DATA FOR THIS EXERCISE =>
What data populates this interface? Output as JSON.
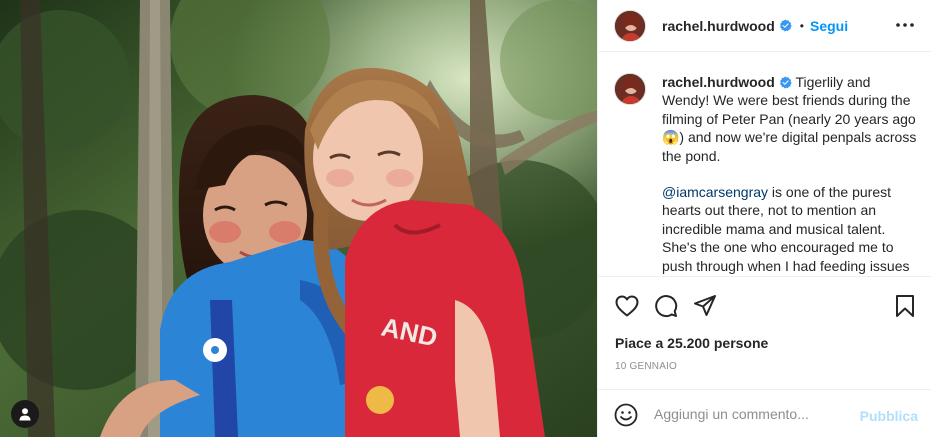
{
  "post": {
    "username": "rachel.hurdwood",
    "follow_dot": "•",
    "follow_label": "Segui",
    "verified_icon": "verified-badge-icon"
  },
  "caption": {
    "username": "rachel.hurdwood",
    "paragraph1": "Tigerlily and Wendy! We were best friends during the filming of Peter Pan (nearly 20 years ago 😱) and now we're digital penpals across the pond.",
    "mention": "@iamcarsengray",
    "paragraph2_rest": " is one of the purest hearts out there, not to mention an incredible mama and musical talent. She's the one who encouraged me to push through when I had feeding issues"
  },
  "actions": {
    "icons": [
      "heart-icon",
      "comment-icon",
      "share-icon",
      "bookmark-icon"
    ],
    "likes_text": "Piace a 25.200 persone",
    "date": "10 GENNAIO"
  },
  "comment": {
    "placeholder": "Aggiungi un commento...",
    "post_label": "Pubblica",
    "emoji_icon": "emoji-icon"
  },
  "colors": {
    "accent": "#0095f6",
    "post_disabled": "#b2dffc",
    "mention": "#00376b",
    "meta": "#8e8e8e"
  }
}
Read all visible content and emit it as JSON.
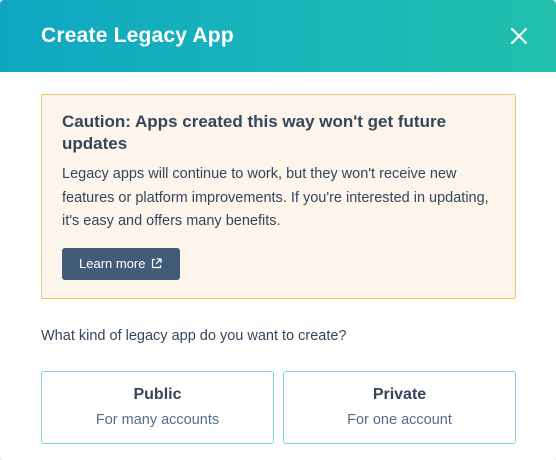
{
  "dialog": {
    "title": "Create Legacy App",
    "close_icon": "close-icon"
  },
  "caution": {
    "title": "Caution: Apps created this way won't get future updates",
    "text": "Legacy apps will continue to work, but they won't receive new features or platform improvements. If you're interested in updating, it's easy and offers many benefits.",
    "learn_more_label": "Learn more",
    "learn_more_icon": "external-link-icon"
  },
  "question": "What kind of legacy app do you want to create?",
  "options": [
    {
      "title": "Public",
      "subtitle": "For many accounts"
    },
    {
      "title": "Private",
      "subtitle": "For one account"
    }
  ],
  "colors": {
    "header_gradient_start": "#0fa6c2",
    "header_gradient_end": "#22c0ad",
    "caution_bg": "#fdf4ec",
    "caution_border": "#f5c26b",
    "button_bg": "#425b76",
    "text": "#33475b",
    "option_border": "#7fd1de"
  }
}
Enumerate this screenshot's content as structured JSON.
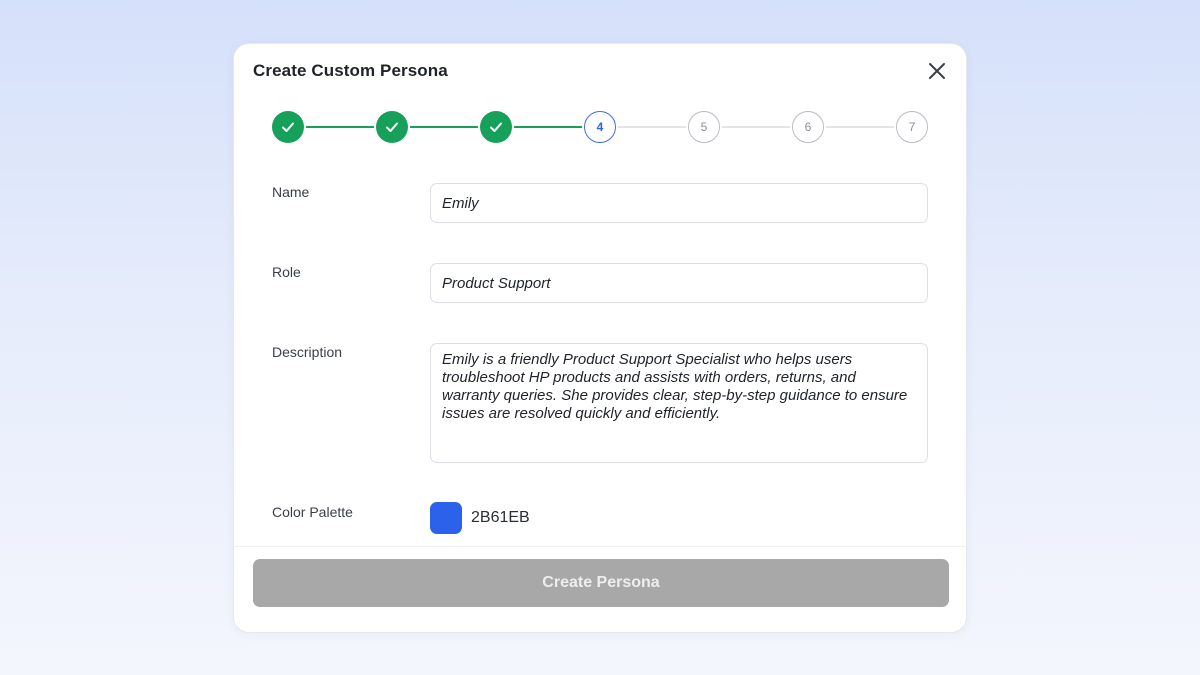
{
  "dialog": {
    "title": "Create Custom Persona",
    "close_icon": "close-icon"
  },
  "stepper": {
    "current_step": 4,
    "total_steps": 7,
    "completed_color": "#16A05A",
    "active_color": "#2B61EB",
    "steps": [
      {
        "status": "done",
        "label": ""
      },
      {
        "status": "done",
        "label": ""
      },
      {
        "status": "done",
        "label": ""
      },
      {
        "status": "active",
        "label": "4"
      },
      {
        "status": "todo",
        "label": "5"
      },
      {
        "status": "todo",
        "label": "6"
      },
      {
        "status": "todo",
        "label": "7"
      }
    ]
  },
  "form": {
    "name": {
      "label": "Name",
      "value": "Emily"
    },
    "role": {
      "label": "Role",
      "value": "Product Support"
    },
    "description": {
      "label": "Description",
      "value": "Emily is a friendly Product Support Specialist who helps users troubleshoot HP products and assists with orders, returns, and warranty queries. She provides clear, step-by-step guidance to ensure issues are resolved quickly and efficiently."
    },
    "color_palette": {
      "label": "Color Palette",
      "value": "2B61EB",
      "swatch_color": "#2B61EB"
    }
  },
  "submit": {
    "label": "Create Persona",
    "disabled": true
  }
}
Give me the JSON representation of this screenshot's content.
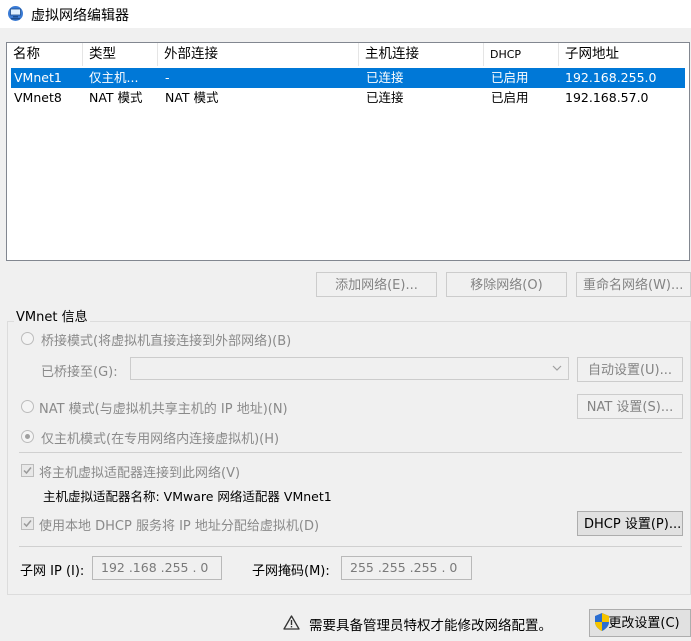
{
  "window": {
    "title": "虚拟网络编辑器"
  },
  "list": {
    "columns": [
      "名称",
      "类型",
      "外部连接",
      "主机连接",
      "DHCP",
      "子网地址"
    ],
    "rows": [
      {
        "name": "VMnet1",
        "type": "仅主机...",
        "external": "-",
        "host": "已连接",
        "dhcp": "已启用",
        "subnet": "192.168.255.0",
        "selected": true
      },
      {
        "name": "VMnet8",
        "type": "NAT 模式",
        "external": "NAT 模式",
        "host": "已连接",
        "dhcp": "已启用",
        "subnet": "192.168.57.0",
        "selected": false
      }
    ]
  },
  "buttons": {
    "add_network": "添加网络(E)...",
    "remove_network": "移除网络(O)",
    "rename_network": "重命名网络(W)..."
  },
  "vmnet_info": {
    "title": "VMnet 信息",
    "bridged_label": "桥接模式(将虚拟机直接连接到外部网络)(B)",
    "bridged_to_label": "已桥接至(G):",
    "bridged_to_value": "",
    "auto_settings": "自动设置(U)...",
    "nat_label": "NAT 模式(与虚拟机共享主机的 IP 地址)(N)",
    "nat_settings": "NAT 设置(S)...",
    "host_only_label": "仅主机模式(在专用网络内连接虚拟机)(H)",
    "connect_adapter_label": "将主机虚拟适配器连接到此网络(V)",
    "adapter_name_label": "主机虚拟适配器名称: VMware 网络适配器 VMnet1",
    "dhcp_label": "使用本地 DHCP 服务将 IP 地址分配给虚拟机(D)",
    "dhcp_settings": "DHCP 设置(P)...",
    "subnet_ip_label": "子网 IP (I):",
    "subnet_ip_value": "192 .168 .255 . 0",
    "subnet_mask_label": "子网掩码(M):",
    "subnet_mask_value": "255 .255 .255 . 0",
    "selected_mode": "host-only"
  },
  "footer": {
    "warning": "需要具备管理员特权才能修改网络配置。",
    "change_settings": "更改设置(C)"
  },
  "colors": {
    "selection": "#0078d7",
    "warning": "#333333",
    "shield_blue": "#2b6ed1",
    "shield_yellow": "#f5c400"
  }
}
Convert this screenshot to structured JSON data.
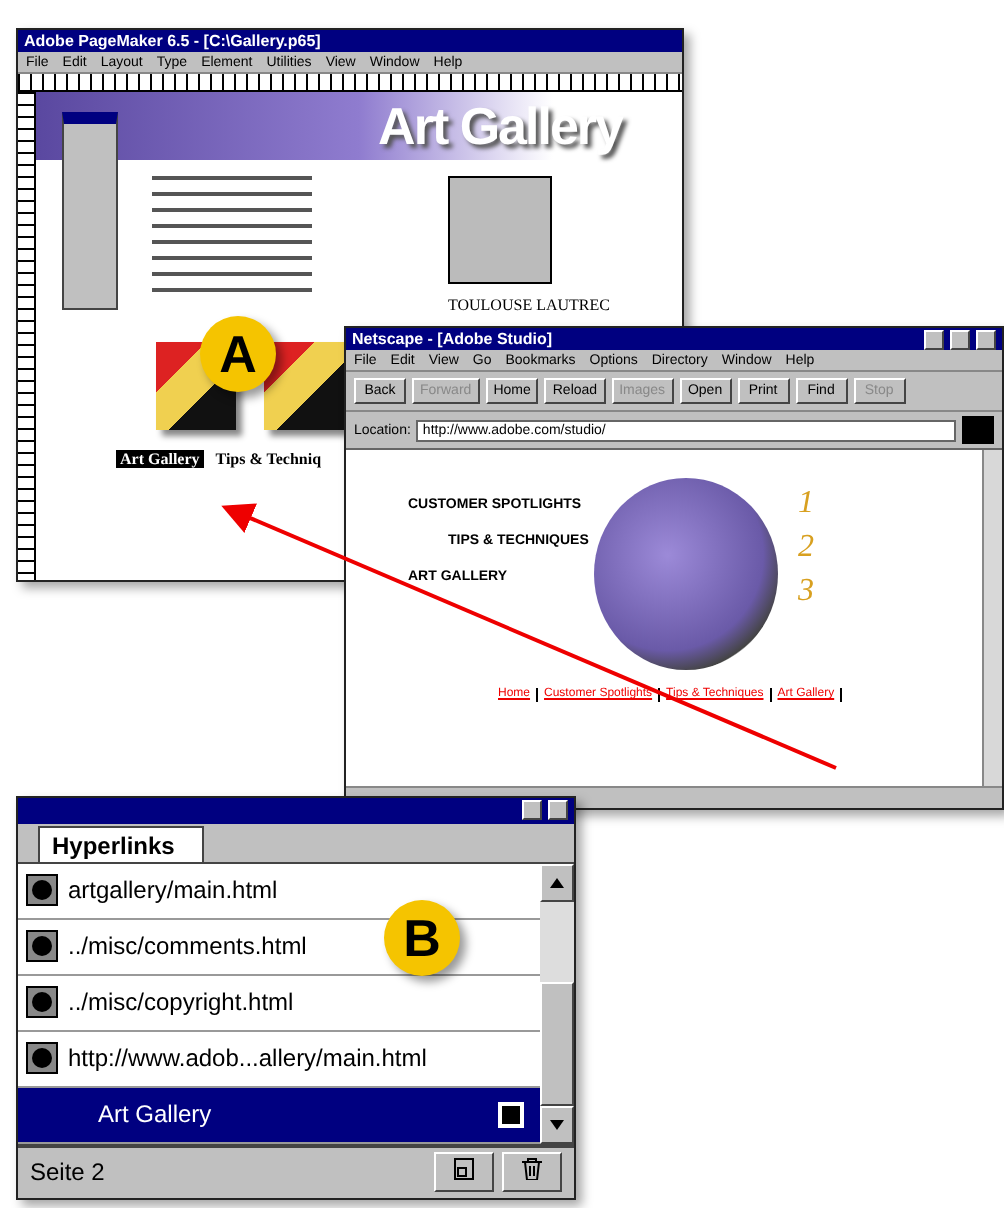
{
  "pagemaker": {
    "title": "Adobe PageMaker 6.5 - [C:\\Gallery.p65]",
    "menus": [
      "File",
      "Edit",
      "Layout",
      "Type",
      "Element",
      "Utilities",
      "View",
      "Window",
      "Help"
    ],
    "banner_title": "Art Gallery",
    "caption": "TOULOUSE LAUTREC",
    "links": [
      {
        "label": "Art Gallery",
        "selected": true
      },
      {
        "label": "Tips & Techniq",
        "selected": false
      }
    ]
  },
  "netscape": {
    "title": "Netscape - [Adobe Studio]",
    "menus": [
      "File",
      "Edit",
      "View",
      "Go",
      "Bookmarks",
      "Options",
      "Directory",
      "Window",
      "Help"
    ],
    "buttons": [
      {
        "label": "Back",
        "disabled": false
      },
      {
        "label": "Forward",
        "disabled": true
      },
      {
        "label": "Home",
        "disabled": false
      },
      {
        "label": "Reload",
        "disabled": false
      },
      {
        "label": "Images",
        "disabled": true
      },
      {
        "label": "Open",
        "disabled": false
      },
      {
        "label": "Print",
        "disabled": false
      },
      {
        "label": "Find",
        "disabled": false
      },
      {
        "label": "Stop",
        "disabled": true
      }
    ],
    "location_label": "Location:",
    "location": "http://www.adobe.com/studio/",
    "sections": [
      "CUSTOMER SPOTLIGHTS",
      "TIPS & TECHNIQUES",
      "ART GALLERY"
    ],
    "numbers": [
      "1",
      "2",
      "3"
    ],
    "footer_links": [
      "Home",
      "Customer Spotlights",
      "Tips & Techniques",
      "Art Gallery"
    ]
  },
  "hyperlinks": {
    "tab": "Hyperlinks",
    "items": [
      {
        "label": "artgallery/main.html",
        "kind": "url",
        "selected": false
      },
      {
        "label": "../misc/comments.html",
        "kind": "url",
        "selected": false
      },
      {
        "label": "../misc/copyright.html",
        "kind": "url",
        "selected": false
      },
      {
        "label": "http://www.adob...allery/main.html",
        "kind": "url",
        "selected": false
      },
      {
        "label": "Art Gallery",
        "kind": "anchor",
        "selected": true
      }
    ],
    "page": "Seite 2"
  },
  "callouts": [
    "A",
    "B"
  ]
}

WHAT YOU WILL DO => Set the listing down in full and exactly. Pictures within it should not appear in the copy.

RESULT OF THIS TASK =>
What data populates this interface? Output as JSON.
{
  "post": {
    "username": "rachel.hurdwood",
    "follow_dot": "•",
    "follow_label": "Segui",
    "verified_icon": "verified-badge-icon"
  },
  "caption": {
    "username": "rachel.hurdwood",
    "paragraph1": "Tigerlily and Wendy! We were best friends during the filming of Peter Pan (nearly 20 years ago 😱) and now we're digital penpals across the pond.",
    "mention": "@iamcarsengray",
    "paragraph2_rest": " is one of the purest hearts out there, not to mention an incredible mama and musical talent. She's the one who encouraged me to push through when I had feeding issues"
  },
  "actions": {
    "icons": [
      "heart-icon",
      "comment-icon",
      "share-icon",
      "bookmark-icon"
    ],
    "likes_text": "Piace a 25.200 persone",
    "date": "10 GENNAIO"
  },
  "comment": {
    "placeholder": "Aggiungi un commento...",
    "post_label": "Pubblica",
    "emoji_icon": "emoji-icon"
  },
  "colors": {
    "accent": "#0095f6",
    "post_disabled": "#b2dffc",
    "mention": "#00376b",
    "meta": "#8e8e8e"
  }
}
Read all visible content and emit it as JSON.
{
  "dialog": {
    "title": "Create Legacy App",
    "close_icon": "close-icon"
  },
  "caution": {
    "title": "Caution: Apps created this way won't get future updates",
    "text": "Legacy apps will continue to work, but they won't receive new features or platform improvements. If you're interested in updating, it's easy and offers many benefits.",
    "learn_more_label": "Learn more",
    "learn_more_icon": "external-link-icon"
  },
  "question": "What kind of legacy app do you want to create?",
  "options": [
    {
      "title": "Public",
      "subtitle": "For many accounts"
    },
    {
      "title": "Private",
      "subtitle": "For one account"
    }
  ],
  "colors": {
    "header_gradient_start": "#0fa6c2",
    "header_gradient_end": "#22c0ad",
    "caution_bg": "#fdf4ec",
    "caution_border": "#f5c26b",
    "button_bg": "#425b76",
    "text": "#33475b",
    "option_border": "#7fd1de"
  }
}
Enumerate this screenshot's content as structured JSON.
{
  "dialog": {
    "title": "Create Custom Persona",
    "close_icon": "close-icon"
  },
  "stepper": {
    "current_step": 4,
    "total_steps": 7,
    "completed_color": "#16A05A",
    "active_color": "#2B61EB",
    "steps": [
      {
        "status": "done",
        "label": ""
      },
      {
        "status": "done",
        "label": ""
      },
      {
        "status": "done",
        "label": ""
      },
      {
        "status": "active",
        "label": "4"
      },
      {
        "status": "todo",
        "label": "5"
      },
      {
        "status": "todo",
        "label": "6"
      },
      {
        "status": "todo",
        "label": "7"
      }
    ]
  },
  "form": {
    "name": {
      "label": "Name",
      "value": "Emily"
    },
    "role": {
      "label": "Role",
      "value": "Product Support"
    },
    "description": {
      "label": "Description",
      "value": "Emily is a friendly Product Support Specialist who helps users troubleshoot HP products and assists with orders, returns, and warranty queries. She provides clear, step-by-step guidance to ensure issues are resolved quickly and efficiently."
    },
    "color_palette": {
      "label": "Color Palette",
      "value": "2B61EB",
      "swatch_color": "#2B61EB"
    }
  },
  "submit": {
    "label": "Create Persona",
    "disabled": true
  }
}
Give me the JSON representation of this screenshot's content.
{
  "window": {
    "title": "虚拟网络编辑器"
  },
  "list": {
    "columns": [
      "名称",
      "类型",
      "外部连接",
      "主机连接",
      "DHCP",
      "子网地址"
    ],
    "rows": [
      {
        "name": "VMnet1",
        "type": "仅主机...",
        "external": "-",
        "host": "已连接",
        "dhcp": "已启用",
        "subnet": "192.168.255.0",
        "selected": true
      },
      {
        "name": "VMnet8",
        "type": "NAT 模式",
        "external": "NAT 模式",
        "host": "已连接",
        "dhcp": "已启用",
        "subnet": "192.168.57.0",
        "selected": false
      }
    ]
  },
  "buttons": {
    "add_network": "添加网络(E)...",
    "remove_network": "移除网络(O)",
    "rename_network": "重命名网络(W)..."
  },
  "vmnet_info": {
    "title": "VMnet 信息",
    "bridged_label": "桥接模式(将虚拟机直接连接到外部网络)(B)",
    "bridged_to_label": "已桥接至(G):",
    "bridged_to_value": "",
    "auto_settings": "自动设置(U)...",
    "nat_label": "NAT 模式(与虚拟机共享主机的 IP 地址)(N)",
    "nat_settings": "NAT 设置(S)...",
    "host_only_label": "仅主机模式(在专用网络内连接虚拟机)(H)",
    "connect_adapter_label": "将主机虚拟适配器连接到此网络(V)",
    "adapter_name_label": "主机虚拟适配器名称: VMware 网络适配器 VMnet1",
    "dhcp_label": "使用本地 DHCP 服务将 IP 地址分配给虚拟机(D)",
    "dhcp_settings": "DHCP 设置(P)...",
    "subnet_ip_label": "子网 IP (I):",
    "subnet_ip_value": "192 .168 .255 . 0",
    "subnet_mask_label": "子网掩码(M):",
    "subnet_mask_value": "255 .255 .255 . 0",
    "selected_mode": "host-only"
  },
  "footer": {
    "warning": "需要具备管理员特权才能修改网络配置。",
    "change_settings": "更改设置(C)"
  },
  "colors": {
    "selection": "#0078d7",
    "warning": "#333333",
    "shield_blue": "#2b6ed1",
    "shield_yellow": "#f5c400"
  }
}
Convert this screenshot to structured JSON data.
{
  "pagemaker": {
    "title": "Adobe PageMaker 6.5 - [C:\\Gallery.p65]",
    "menus": [
      "File",
      "Edit",
      "Layout",
      "Type",
      "Element",
      "Utilities",
      "View",
      "Window",
      "Help"
    ],
    "banner_title": "Art Gallery",
    "caption": "TOULOUSE LAUTREC",
    "links": [
      {
        "label": "Art Gallery",
        "selected": true
      },
      {
        "label": "Tips & Techniq",
        "selected": false
      }
    ]
  },
  "netscape": {
    "title": "Netscape - [Adobe Studio]",
    "menus": [
      "File",
      "Edit",
      "View",
      "Go",
      "Bookmarks",
      "Options",
      "Directory",
      "Window",
      "Help"
    ],
    "buttons": [
      {
        "label": "Back",
        "disabled": false
      },
      {
        "label": "Forward",
        "disabled": true
      },
      {
        "label": "Home",
        "disabled": false
      },
      {
        "label": "Reload",
        "disabled": false
      },
      {
        "label": "Images",
        "disabled": true
      },
      {
        "label": "Open",
        "disabled": false
      },
      {
        "label": "Print",
        "disabled": false
      },
      {
        "label": "Find",
        "disabled": false
      },
      {
        "label": "Stop",
        "disabled": true
      }
    ],
    "location_label": "Location:",
    "location": "http://www.adobe.com/studio/",
    "sections": [
      "CUSTOMER SPOTLIGHTS",
      "TIPS & TECHNIQUES",
      "ART GALLERY"
    ],
    "numbers": [
      "1",
      "2",
      "3"
    ],
    "footer_links": [
      "Home",
      "Customer Spotlights",
      "Tips & Techniques",
      "Art Gallery"
    ]
  },
  "hyperlinks": {
    "tab": "Hyperlinks",
    "items": [
      {
        "label": "artgallery/main.html",
        "kind": "url",
        "selected": false
      },
      {
        "label": "../misc/comments.html",
        "kind": "url",
        "selected": false
      },
      {
        "label": "../misc/copyright.html",
        "kind": "url",
        "selected": false
      },
      {
        "label": "http://www.adob...allery/main.html",
        "kind": "url",
        "selected": false
      },
      {
        "label": "Art Gallery",
        "kind": "anchor",
        "selected": true
      }
    ],
    "page": "Seite 2"
  },
  "callouts": [
    "A",
    "B"
  ]
}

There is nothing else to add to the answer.